### Work instructions
Print the listing in its entirety and exactly, leaving out images.

### Extracted information
'''

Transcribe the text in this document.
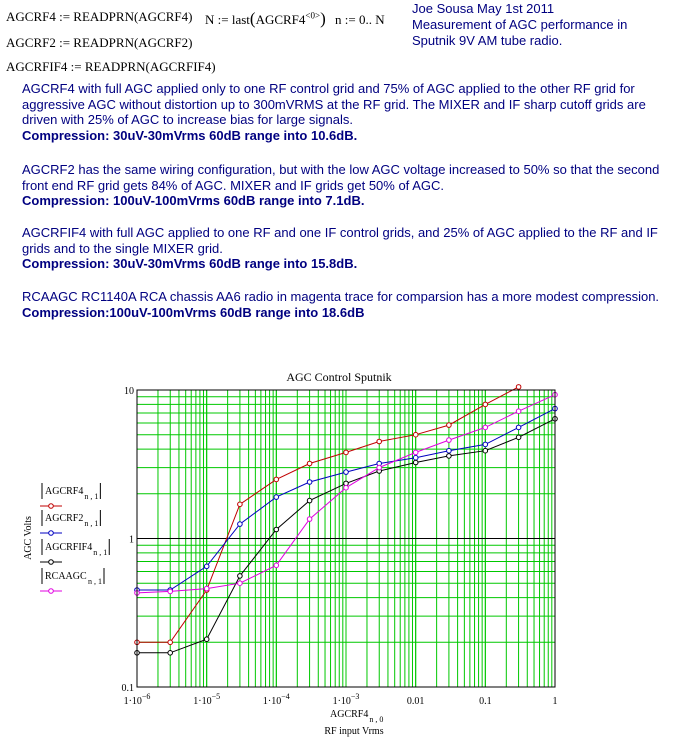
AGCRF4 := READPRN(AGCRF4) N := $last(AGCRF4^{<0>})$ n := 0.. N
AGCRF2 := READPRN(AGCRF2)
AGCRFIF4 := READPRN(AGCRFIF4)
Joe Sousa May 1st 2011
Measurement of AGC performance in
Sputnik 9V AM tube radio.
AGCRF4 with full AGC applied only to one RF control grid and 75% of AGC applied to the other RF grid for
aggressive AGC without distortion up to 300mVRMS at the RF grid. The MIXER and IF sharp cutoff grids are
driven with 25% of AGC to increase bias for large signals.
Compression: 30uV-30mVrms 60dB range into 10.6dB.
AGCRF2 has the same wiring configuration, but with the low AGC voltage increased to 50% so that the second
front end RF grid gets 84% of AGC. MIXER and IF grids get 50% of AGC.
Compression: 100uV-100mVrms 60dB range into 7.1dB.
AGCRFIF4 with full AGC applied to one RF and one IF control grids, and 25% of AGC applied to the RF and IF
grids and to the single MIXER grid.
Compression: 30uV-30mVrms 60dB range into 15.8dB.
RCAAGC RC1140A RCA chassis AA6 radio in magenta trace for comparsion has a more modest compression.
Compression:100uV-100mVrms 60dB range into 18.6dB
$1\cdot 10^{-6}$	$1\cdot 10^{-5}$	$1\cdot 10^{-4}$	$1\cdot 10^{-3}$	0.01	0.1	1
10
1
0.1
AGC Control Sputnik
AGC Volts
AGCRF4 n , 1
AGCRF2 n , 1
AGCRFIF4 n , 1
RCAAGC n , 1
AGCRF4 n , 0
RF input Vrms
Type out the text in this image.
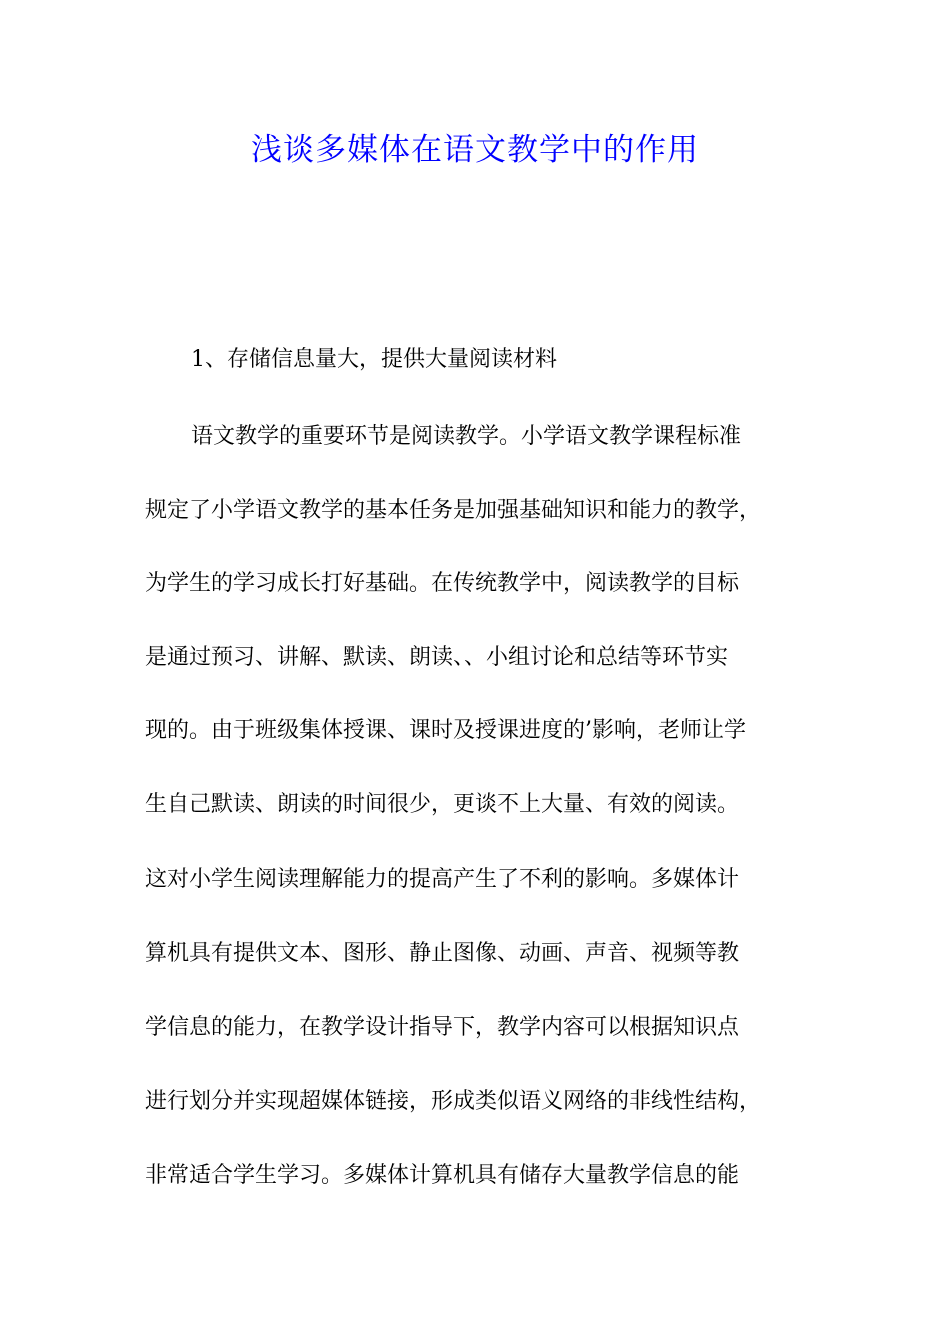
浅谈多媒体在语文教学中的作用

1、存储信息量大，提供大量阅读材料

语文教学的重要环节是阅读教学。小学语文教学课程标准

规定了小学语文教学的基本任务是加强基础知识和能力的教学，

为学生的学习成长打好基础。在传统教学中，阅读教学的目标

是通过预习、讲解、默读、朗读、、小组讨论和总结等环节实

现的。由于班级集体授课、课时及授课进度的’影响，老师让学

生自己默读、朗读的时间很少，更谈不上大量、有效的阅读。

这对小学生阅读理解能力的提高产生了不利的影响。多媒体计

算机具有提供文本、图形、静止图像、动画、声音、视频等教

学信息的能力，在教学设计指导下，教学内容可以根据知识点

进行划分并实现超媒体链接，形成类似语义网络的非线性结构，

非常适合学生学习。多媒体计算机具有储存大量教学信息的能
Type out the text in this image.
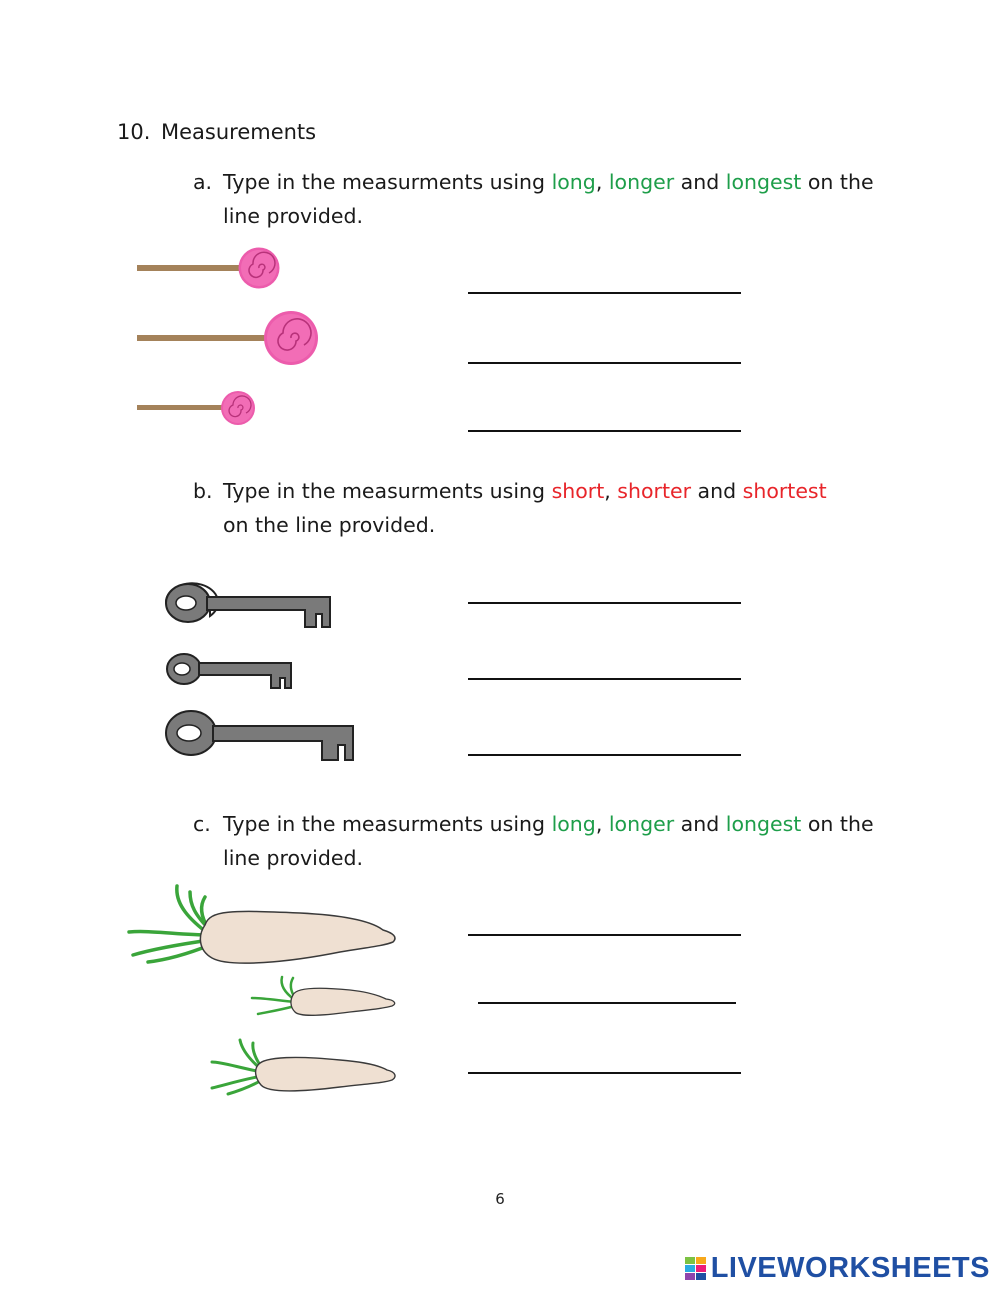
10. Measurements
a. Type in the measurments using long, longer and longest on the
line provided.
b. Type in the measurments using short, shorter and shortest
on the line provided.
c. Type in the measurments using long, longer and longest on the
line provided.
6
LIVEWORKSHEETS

'''

### Result of the exercise
Transcribe the text in this document.
AGCRF4 := READPRN(AGCRF4) N := $last(AGCRF4^{<0>})$ n := 0.. N
AGCRF2 := READPRN(AGCRF2)
AGCRFIF4 := READPRN(AGCRFIF4)
Joe Sousa May 1st 2011
Measurement of AGC performance in
Sputnik 9V AM tube radio.
AGCRF4 with full AGC applied only to one RF control grid and 75% of AGC applied to the other RF grid for
aggressive AGC without distortion up to 300mVRMS at the RF grid. The MIXER and IF sharp cutoff grids are
driven with 25% of AGC to increase bias for large signals.
Compression: 30uV-30mVrms 60dB range into 10.6dB.
AGCRF2 has the same wiring configuration, but with the low AGC voltage increased to 50% so that the second
front end RF grid gets 84% of AGC. MIXER and IF grids get 50% of AGC.
Compression: 100uV-100mVrms 60dB range into 7.1dB.
AGCRFIF4 with full AGC applied to one RF and one IF control grids, and 25% of AGC applied to the RF and IF
grids and to the single MIXER grid.
Compression: 30uV-30mVrms 60dB range into 15.8dB.
RCAAGC RC1140A RCA chassis AA6 radio in magenta trace for comparsion has a more modest compression.
Compression:100uV-100mVrms 60dB range into 18.6dB
$1\cdot 10^{-6}$	$1\cdot 10^{-5}$	$1\cdot 10^{-4}$	$1\cdot 10^{-3}$	0.01	0.1	1
10
1
0.1
AGC Control Sputnik
AGC Volts
AGCRF4 n , 1
AGCRF2 n , 1
AGCRFIF4 n , 1
RCAAGC n , 1
AGCRF4 n , 0
RF input Vrms
Type out the text in this image.
浅谈多媒体在语文教学中的作用

1、存储信息量大，提供大量阅读材料

语文教学的重要环节是阅读教学。小学语文教学课程标准

规定了小学语文教学的基本任务是加强基础知识和能力的教学，

为学生的学习成长打好基础。在传统教学中，阅读教学的目标

是通过预习、讲解、默读、朗读、、小组讨论和总结等环节实

现的。由于班级集体授课、课时及授课进度的’影响，老师让学

生自己默读、朗读的时间很少，更谈不上大量、有效的阅读。

这对小学生阅读理解能力的提高产生了不利的影响。多媒体计

算机具有提供文本、图形、静止图像、动画、声音、视频等教

学信息的能力，在教学设计指导下，教学内容可以根据知识点

进行划分并实现超媒体链接，形成类似语义网络的非线性结构，

非常适合学生学习。多媒体计算机具有储存大量教学信息的能
Type out the text in this image.
10. Measurements
a. Type in the measurments using long, longer and longest on the
line provided.
b. Type in the measurments using short, shorter and shortest
on the line provided.
c. Type in the measurments using long, longer and longest on the
line provided.
6
LIVEWORKSHEETS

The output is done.